— EXERCISE GOAL —
Return all of the data exactly as written, without the pictures.

[Dataset rows]
-- Start --
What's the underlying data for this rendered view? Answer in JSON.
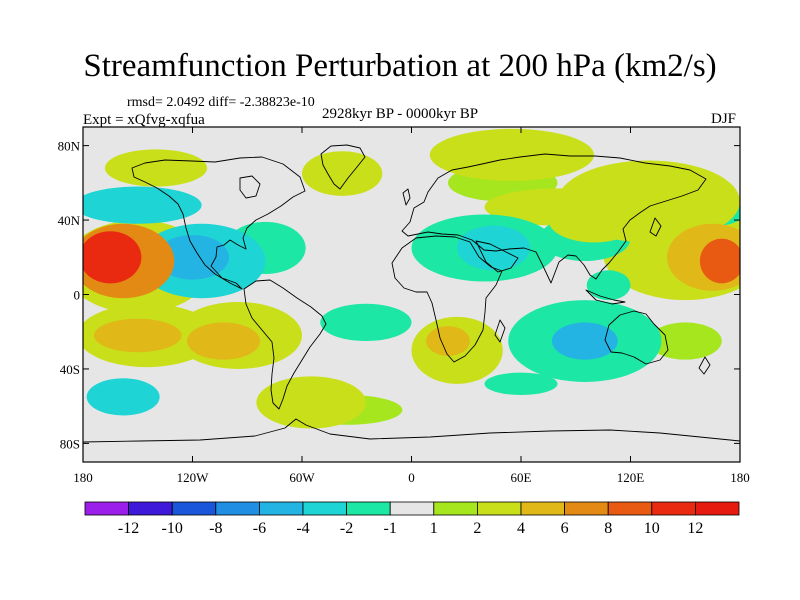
{
  "chart_data": {
    "type": "heatmap",
    "title": "Streamfunction Perturbation at 200 hPa (km2/s)",
    "stats_line": "rmsd= 2.0492 diff= -2.38823e-10",
    "experiment": "Expt = xQfvg-xqfua",
    "period": "2928kyr BP - 0000kyr BP",
    "season": "DJF",
    "x_range": [
      -180,
      180
    ],
    "y_range": [
      -90,
      90
    ],
    "y_ticks": [
      {
        "value": 80,
        "label": "80N"
      },
      {
        "value": 40,
        "label": "40N"
      },
      {
        "value": 0,
        "label": "0"
      },
      {
        "value": -40,
        "label": "40S"
      },
      {
        "value": -80,
        "label": "80S"
      }
    ],
    "x_ticks": [
      {
        "value": -180,
        "label": "180"
      },
      {
        "value": -120,
        "label": "120W"
      },
      {
        "value": -60,
        "label": "60W"
      },
      {
        "value": 0,
        "label": "0"
      },
      {
        "value": 60,
        "label": "60E"
      },
      {
        "value": 120,
        "label": "120E"
      },
      {
        "value": 180,
        "label": "180"
      }
    ],
    "colorbar": {
      "levels": [
        "-12",
        "-10",
        "-8",
        "-6",
        "-4",
        "-2",
        "-1",
        "1",
        "2",
        "4",
        "6",
        "8",
        "10",
        "12"
      ],
      "colors": [
        "#9c1eea",
        "#3f19d9",
        "#1a56d9",
        "#1f8ee3",
        "#24b4e3",
        "#1fd4d4",
        "#1de7a5",
        "#e6e6e6",
        "#a6e61f",
        "#c9df1a",
        "#e0b818",
        "#e38a14",
        "#e85a12",
        "#ea2a10",
        "#e61a0f"
      ]
    },
    "blobs": [
      {
        "lon": -165,
        "lat": 20,
        "rlon": 17,
        "rlat": 14,
        "v": 10
      },
      {
        "lon": -158,
        "lat": 18,
        "rlon": 28,
        "rlat": 20,
        "v": 6
      },
      {
        "lon": -150,
        "lat": 15,
        "rlon": 40,
        "rlat": 25,
        "v": 2.5
      },
      {
        "lon": 170,
        "lat": 18,
        "rlon": 12,
        "rlat": 12,
        "v": 8
      },
      {
        "lon": 165,
        "lat": 20,
        "rlon": 25,
        "rlat": 18,
        "v": 4.5
      },
      {
        "lon": 150,
        "lat": 22,
        "rlon": 45,
        "rlat": 25,
        "v": 2
      },
      {
        "lon": 130,
        "lat": 50,
        "rlon": 50,
        "rlat": 22,
        "v": 2.5
      },
      {
        "lon": 100,
        "lat": 40,
        "rlon": 25,
        "rlat": 12,
        "v": 2.5
      },
      {
        "lon": 55,
        "lat": 75,
        "rlon": 45,
        "rlat": 14,
        "v": 2.5
      },
      {
        "lon": 50,
        "lat": 60,
        "rlon": 30,
        "rlat": 10,
        "v": 1.5
      },
      {
        "lon": 80,
        "lat": 47,
        "rlon": 40,
        "rlat": 10,
        "v": 2
      },
      {
        "lon": -140,
        "lat": 68,
        "rlon": 28,
        "rlat": 10,
        "v": 2.5
      },
      {
        "lon": -38,
        "lat": 65,
        "rlon": 22,
        "rlat": 12,
        "v": 3
      },
      {
        "lon": -150,
        "lat": 48,
        "rlon": 35,
        "rlat": 10,
        "v": -2.5
      },
      {
        "lon": 168,
        "lat": 45,
        "rlon": 15,
        "rlat": 8,
        "v": -2
      },
      {
        "lon": -120,
        "lat": 20,
        "rlon": 20,
        "rlat": 12,
        "v": -5
      },
      {
        "lon": -115,
        "lat": 18,
        "rlon": 35,
        "rlat": 20,
        "v": -2.5
      },
      {
        "lon": -80,
        "lat": 25,
        "rlon": 22,
        "rlat": 14,
        "v": -2
      },
      {
        "lon": 45,
        "lat": 25,
        "rlon": 20,
        "rlat": 12,
        "v": -4
      },
      {
        "lon": 40,
        "lat": 25,
        "rlon": 40,
        "rlat": 18,
        "v": -2
      },
      {
        "lon": 95,
        "lat": 30,
        "rlon": 25,
        "rlat": 12,
        "v": -2
      },
      {
        "lon": 108,
        "lat": 5,
        "rlon": 12,
        "rlat": 8,
        "v": -2
      },
      {
        "lon": -25,
        "lat": -15,
        "rlon": 25,
        "rlat": 10,
        "v": -2
      },
      {
        "lon": 95,
        "lat": -25,
        "rlon": 18,
        "rlat": 10,
        "v": -4.5
      },
      {
        "lon": 95,
        "lat": -25,
        "rlon": 42,
        "rlat": 22,
        "v": -2
      },
      {
        "lon": 60,
        "lat": -48,
        "rlon": 20,
        "rlat": 6,
        "v": -2
      },
      {
        "lon": -158,
        "lat": -55,
        "rlon": 20,
        "rlat": 10,
        "v": -2.5
      },
      {
        "lon": -145,
        "lat": -22,
        "rlon": 38,
        "rlat": 17,
        "v": 2
      },
      {
        "lon": -150,
        "lat": -22,
        "rlon": 24,
        "rlat": 9,
        "v": 4
      },
      {
        "lon": -103,
        "lat": -25,
        "rlon": 20,
        "rlat": 10,
        "v": 4.5
      },
      {
        "lon": -95,
        "lat": -22,
        "rlon": 35,
        "rlat": 18,
        "v": 2
      },
      {
        "lon": 25,
        "lat": -30,
        "rlon": 25,
        "rlat": 18,
        "v": 2.5
      },
      {
        "lon": 20,
        "lat": -25,
        "rlon": 12,
        "rlat": 8,
        "v": 4
      },
      {
        "lon": 150,
        "lat": -25,
        "rlon": 20,
        "rlat": 10,
        "v": 1.5
      },
      {
        "lon": -55,
        "lat": -58,
        "rlon": 30,
        "rlat": 14,
        "v": 2.5
      },
      {
        "lon": -35,
        "lat": -62,
        "rlon": 30,
        "rlat": 8,
        "v": 1.5
      }
    ]
  }
}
-- End --
— RESULT OF THIS TASK —
What's the underlying data for this rendered view? Answer in JSON.
{
  "chart_data": {
    "type": "heatmap",
    "title": "Streamfunction Perturbation at 200 hPa (km2/s)",
    "stats_line": "rmsd= 2.0492 diff= -2.38823e-10",
    "experiment": "Expt = xQfvg-xqfua",
    "period": "2928kyr BP - 0000kyr BP",
    "season": "DJF",
    "x_range": [
      -180,
      180
    ],
    "y_range": [
      -90,
      90
    ],
    "y_ticks": [
      {
        "value": 80,
        "label": "80N"
      },
      {
        "value": 40,
        "label": "40N"
      },
      {
        "value": 0,
        "label": "0"
      },
      {
        "value": -40,
        "label": "40S"
      },
      {
        "value": -80,
        "label": "80S"
      }
    ],
    "x_ticks": [
      {
        "value": -180,
        "label": "180"
      },
      {
        "value": -120,
        "label": "120W"
      },
      {
        "value": -60,
        "label": "60W"
      },
      {
        "value": 0,
        "label": "0"
      },
      {
        "value": 60,
        "label": "60E"
      },
      {
        "value": 120,
        "label": "120E"
      },
      {
        "value": 180,
        "label": "180"
      }
    ],
    "colorbar": {
      "levels": [
        "-12",
        "-10",
        "-8",
        "-6",
        "-4",
        "-2",
        "-1",
        "1",
        "2",
        "4",
        "6",
        "8",
        "10",
        "12"
      ],
      "colors": [
        "#9c1eea",
        "#3f19d9",
        "#1a56d9",
        "#1f8ee3",
        "#24b4e3",
        "#1fd4d4",
        "#1de7a5",
        "#e6e6e6",
        "#a6e61f",
        "#c9df1a",
        "#e0b818",
        "#e38a14",
        "#e85a12",
        "#ea2a10",
        "#e61a0f"
      ]
    },
    "blobs": [
      {
        "lon": -165,
        "lat": 20,
        "rlon": 17,
        "rlat": 14,
        "v": 10
      },
      {
        "lon": -158,
        "lat": 18,
        "rlon": 28,
        "rlat": 20,
        "v": 6
      },
      {
        "lon": -150,
        "lat": 15,
        "rlon": 40,
        "rlat": 25,
        "v": 2.5
      },
      {
        "lon": 170,
        "lat": 18,
        "rlon": 12,
        "rlat": 12,
        "v": 8
      },
      {
        "lon": 165,
        "lat": 20,
        "rlon": 25,
        "rlat": 18,
        "v": 4.5
      },
      {
        "lon": 150,
        "lat": 22,
        "rlon": 45,
        "rlat": 25,
        "v": 2
      },
      {
        "lon": 130,
        "lat": 50,
        "rlon": 50,
        "rlat": 22,
        "v": 2.5
      },
      {
        "lon": 100,
        "lat": 40,
        "rlon": 25,
        "rlat": 12,
        "v": 2.5
      },
      {
        "lon": 55,
        "lat": 75,
        "rlon": 45,
        "rlat": 14,
        "v": 2.5
      },
      {
        "lon": 50,
        "lat": 60,
        "rlon": 30,
        "rlat": 10,
        "v": 1.5
      },
      {
        "lon": 80,
        "lat": 47,
        "rlon": 40,
        "rlat": 10,
        "v": 2
      },
      {
        "lon": -140,
        "lat": 68,
        "rlon": 28,
        "rlat": 10,
        "v": 2.5
      },
      {
        "lon": -38,
        "lat": 65,
        "rlon": 22,
        "rlat": 12,
        "v": 3
      },
      {
        "lon": -150,
        "lat": 48,
        "rlon": 35,
        "rlat": 10,
        "v": -2.5
      },
      {
        "lon": 168,
        "lat": 45,
        "rlon": 15,
        "rlat": 8,
        "v": -2
      },
      {
        "lon": -120,
        "lat": 20,
        "rlon": 20,
        "rlat": 12,
        "v": -5
      },
      {
        "lon": -115,
        "lat": 18,
        "rlon": 35,
        "rlat": 20,
        "v": -2.5
      },
      {
        "lon": -80,
        "lat": 25,
        "rlon": 22,
        "rlat": 14,
        "v": -2
      },
      {
        "lon": 45,
        "lat": 25,
        "rlon": 20,
        "rlat": 12,
        "v": -4
      },
      {
        "lon": 40,
        "lat": 25,
        "rlon": 40,
        "rlat": 18,
        "v": -2
      },
      {
        "lon": 95,
        "lat": 30,
        "rlon": 25,
        "rlat": 12,
        "v": -2
      },
      {
        "lon": 108,
        "lat": 5,
        "rlon": 12,
        "rlat": 8,
        "v": -2
      },
      {
        "lon": -25,
        "lat": -15,
        "rlon": 25,
        "rlat": 10,
        "v": -2
      },
      {
        "lon": 95,
        "lat": -25,
        "rlon": 18,
        "rlat": 10,
        "v": -4.5
      },
      {
        "lon": 95,
        "lat": -25,
        "rlon": 42,
        "rlat": 22,
        "v": -2
      },
      {
        "lon": 60,
        "lat": -48,
        "rlon": 20,
        "rlat": 6,
        "v": -2
      },
      {
        "lon": -158,
        "lat": -55,
        "rlon": 20,
        "rlat": 10,
        "v": -2.5
      },
      {
        "lon": -145,
        "lat": -22,
        "rlon": 38,
        "rlat": 17,
        "v": 2
      },
      {
        "lon": -150,
        "lat": -22,
        "rlon": 24,
        "rlat": 9,
        "v": 4
      },
      {
        "lon": -103,
        "lat": -25,
        "rlon": 20,
        "rlat": 10,
        "v": 4.5
      },
      {
        "lon": -95,
        "lat": -22,
        "rlon": 35,
        "rlat": 18,
        "v": 2
      },
      {
        "lon": 25,
        "lat": -30,
        "rlon": 25,
        "rlat": 18,
        "v": 2.5
      },
      {
        "lon": 20,
        "lat": -25,
        "rlon": 12,
        "rlat": 8,
        "v": 4
      },
      {
        "lon": 150,
        "lat": -25,
        "rlon": 20,
        "rlat": 10,
        "v": 1.5
      },
      {
        "lon": -55,
        "lat": -58,
        "rlon": 30,
        "rlat": 14,
        "v": 2.5
      },
      {
        "lon": -35,
        "lat": -62,
        "rlon": 30,
        "rlat": 8,
        "v": 1.5
      }
    ]
  }
}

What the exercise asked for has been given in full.